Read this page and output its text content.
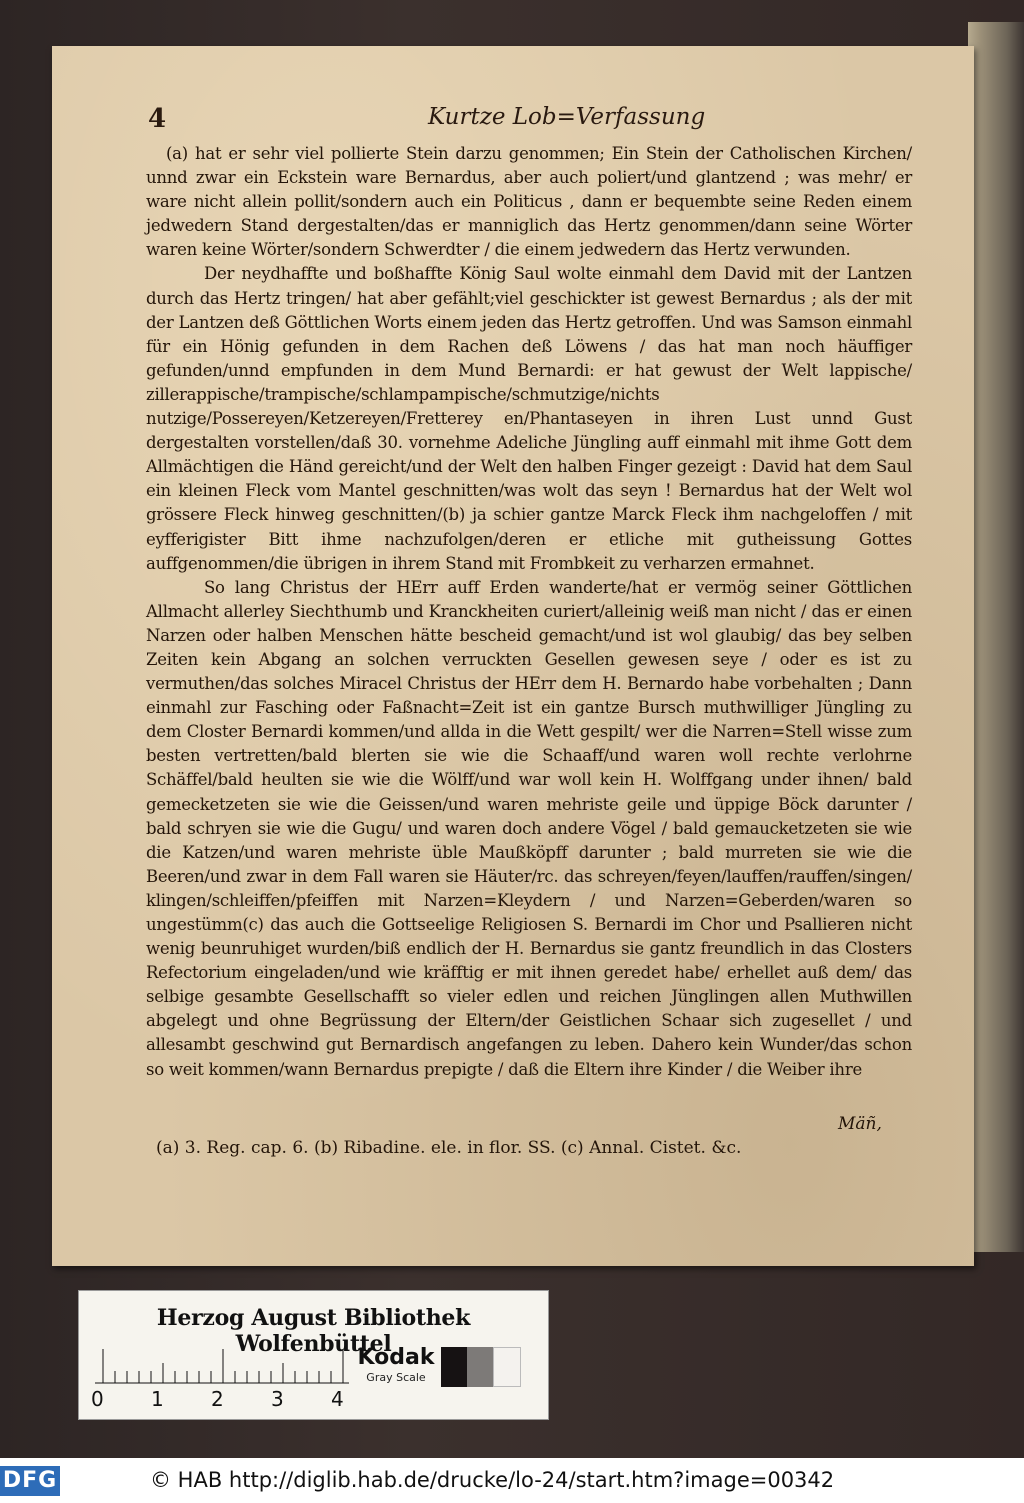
4	Kurtze Lob=Verfassung

(a) hat er sehr viel pollierte Stein darzu genommen; Ein Stein der Catholischen Kirchen/ unnd zwar ein Eckstein ware Bernardus, aber auch poliert/und glantzend ; was mehr/ er ware nicht allein pollit/sondern auch ein Politicus , dann er bequembte seine Reden einem jedwedern Stand dergestalten/das er manniglich das Hertz genommen/dann seine Wörter waren keine Wörter/sondern Schwerdter / die einem jedwedern das Hertz verwunden.

Der neydhaffte und boßhaffte König Saul wolte einmahl dem David mit der Lantzen durch das Hertz tringen/ hat aber gefählt;viel geschickter ist gewest Bernardus ; als der mit der Lantzen deß Göttlichen Worts einem jeden das Hertz getroffen. Und was Samson einmahl für ein Hönig gefunden in dem Rachen deß Löwens / das hat man noch häuffiger gefunden/unnd empfunden in dem Mund Bernardi: er hat gewust der Welt lappische/ zillerappische/trampische/schlampampische/schmutzige/nichts nutzige/Possereyen/Ketzereyen/Fretterey en/Phantaseyen in ihren Lust unnd Gust dergestalten vorstellen/daß 30. vornehme Adeliche Jüngling auff einmahl mit ihme Gott dem Allmächtigen die Händ gereicht/und der Welt den halben Finger gezeigt : David hat dem Saul ein kleinen Fleck vom Mantel geschnitten/was wolt das seyn ! Bernardus hat der Welt wol grössere Fleck hinweg geschnitten/(b) ja schier gantze Marck Fleck ihm nachgeloffen / mit eyfferigister Bitt ihme nachzufolgen/deren er etliche mit gutheissung Gottes auffgenommen/die übrigen in ihrem Stand mit Frombkeit zu verharzen ermahnet.

So lang Christus der HErr auff Erden wanderte/hat er vermög seiner Göttlichen Allmacht allerley Siechthumb und Kranckheiten curiert/alleinig weiß man nicht / das er einen Narzen oder halben Menschen hätte bescheid gemacht/und ist wol glaubig/ das bey selben Zeiten kein Abgang an solchen verruckten Gesellen gewesen seye / oder es ist zu vermuthen/das solches Miracel Christus der HErr dem H. Bernardo habe vorbehalten ; Dann einmahl zur Fasching oder Faßnacht=Zeit ist ein gantze Bursch muthwilliger Jüngling zu dem Closter Bernardi kommen/und allda in die Wett gespilt/ wer die Narren=Stell wisse zum besten vertretten/bald blerten sie wie die Schaaff/und waren woll rechte verlohrne Schäffel/bald heulten sie wie die Wölff/und war woll kein H. Wolffgang under ihnen/ bald gemecketzeten sie wie die Geissen/und waren mehriste geile und üppige Böck darunter / bald schryen sie wie die Gugu/ und waren doch andere Vögel / bald gemaucketzeten sie wie die Katzen/und waren mehriste üble Maußköpff darunter ; bald murreten sie wie die Beeren/und zwar in dem Fall waren sie Häuter/rc. das schreyen/feyen/lauffen/rauffen/singen/ klingen/schleiffen/pfeiffen mit Narzen=Kleydern / und Narzen=Geberden/waren so ungestümm(c) das auch die Gottseelige Religiosen S. Bernardi im Chor und Psallieren nicht wenig beunruhiget wurden/biß endlich der H. Bernardus sie gantz freundlich in das Closters Refectorium eingeladen/und wie kräfftig er mit ihnen geredet habe/ erhellet auß dem/ das selbige gesambte Gesellschafft so vieler edlen und reichen Jünglingen allen Muthwillen abgelegt und ohne Begrüssung der Eltern/der Geistlichen Schaar sich zugesellet / und allesambt geschwind gut Bernardisch angefangen zu leben. Dahero kein Wunder/das schon so weit kommen/wann Bernardus prepigte / daß die Eltern ihre Kinder / die Weiber ihre

Mäñ,
(a) 3. Reg. cap. 6. (b) Ribadine. ele. in flor. SS. (c) Annal. Cistet. &c.
Herzog August Bibliothek Wolfenbüttel
0 1 2 3 4
Kodak
Gray Scale
DFG	© HAB http://diglib.hab.de/drucke/lo-24/start.htm?image=00342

***

TASK TO COMPLETE:
Give back all of the material exactly, though without the images it contains.

WRITTEN SOLUTION:
Read this page and output its text content.
4	Kurtze Lob=Verfassung

(a) hat er sehr viel pollierte Stein darzu genommen; Ein Stein der Catholischen Kirchen/ unnd zwar ein Eckstein ware Bernardus, aber auch poliert/und glantzend ; was mehr/ er ware nicht allein pollit/sondern auch ein Politicus , dann er bequembte seine Reden einem jedwedern Stand dergestalten/das er manniglich das Hertz genommen/dann seine Wörter waren keine Wörter/sondern Schwerdter / die einem jedwedern das Hertz verwunden.

Der neydhaffte und boßhaffte König Saul wolte einmahl dem David mit der Lantzen durch das Hertz tringen/ hat aber gefählt;viel geschickter ist gewest Bernardus ; als der mit der Lantzen deß Göttlichen Worts einem jeden das Hertz getroffen. Und was Samson einmahl für ein Hönig gefunden in dem Rachen deß Löwens / das hat man noch häuffiger gefunden/unnd empfunden in dem Mund Bernardi: er hat gewust der Welt lappische/ zillerappische/trampische/schlampampische/schmutzige/nichts nutzige/Possereyen/Ketzereyen/Fretterey en/Phantaseyen in ihren Lust unnd Gust dergestalten vorstellen/daß 30. vornehme Adeliche Jüngling auff einmahl mit ihme Gott dem Allmächtigen die Händ gereicht/und der Welt den halben Finger gezeigt : David hat dem Saul ein kleinen Fleck vom Mantel geschnitten/was wolt das seyn ! Bernardus hat der Welt wol grössere Fleck hinweg geschnitten/(b) ja schier gantze Marck Fleck ihm nachgeloffen / mit eyfferigister Bitt ihme nachzufolgen/deren er etliche mit gutheissung Gottes auffgenommen/die übrigen in ihrem Stand mit Frombkeit zu verharzen ermahnet.

So lang Christus der HErr auff Erden wanderte/hat er vermög seiner Göttlichen Allmacht allerley Siechthumb und Kranckheiten curiert/alleinig weiß man nicht / das er einen Narzen oder halben Menschen hätte bescheid gemacht/und ist wol glaubig/ das bey selben Zeiten kein Abgang an solchen verruckten Gesellen gewesen seye / oder es ist zu vermuthen/das solches Miracel Christus der HErr dem H. Bernardo habe vorbehalten ; Dann einmahl zur Fasching oder Faßnacht=Zeit ist ein gantze Bursch muthwilliger Jüngling zu dem Closter Bernardi kommen/und allda in die Wett gespilt/ wer die Narren=Stell wisse zum besten vertretten/bald blerten sie wie die Schaaff/und waren woll rechte verlohrne Schäffel/bald heulten sie wie die Wölff/und war woll kein H. Wolffgang under ihnen/ bald gemecketzeten sie wie die Geissen/und waren mehriste geile und üppige Böck darunter / bald schryen sie wie die Gugu/ und waren doch andere Vögel / bald gemaucketzeten sie wie die Katzen/und waren mehriste üble Maußköpff darunter ; bald murreten sie wie die Beeren/und zwar in dem Fall waren sie Häuter/rc. das schreyen/feyen/lauffen/rauffen/singen/ klingen/schleiffen/pfeiffen mit Narzen=Kleydern / und Narzen=Geberden/waren so ungestümm(c) das auch die Gottseelige Religiosen S. Bernardi im Chor und Psallieren nicht wenig beunruhiget wurden/biß endlich der H. Bernardus sie gantz freundlich in das Closters Refectorium eingeladen/und wie kräfftig er mit ihnen geredet habe/ erhellet auß dem/ das selbige gesambte Gesellschafft so vieler edlen und reichen Jünglingen allen Muthwillen abgelegt und ohne Begrüssung der Eltern/der Geistlichen Schaar sich zugesellet / und allesambt geschwind gut Bernardisch angefangen zu leben. Dahero kein Wunder/das schon so weit kommen/wann Bernardus prepigte / daß die Eltern ihre Kinder / die Weiber ihre

Mäñ,
(a) 3. Reg. cap. 6. (b) Ribadine. ele. in flor. SS. (c) Annal. Cistet. &c.
Herzog August Bibliothek Wolfenbüttel
0 1 2 3 4
Kodak
Gray Scale
DFG	© HAB http://diglib.hab.de/drucke/lo-24/start.htm?image=00342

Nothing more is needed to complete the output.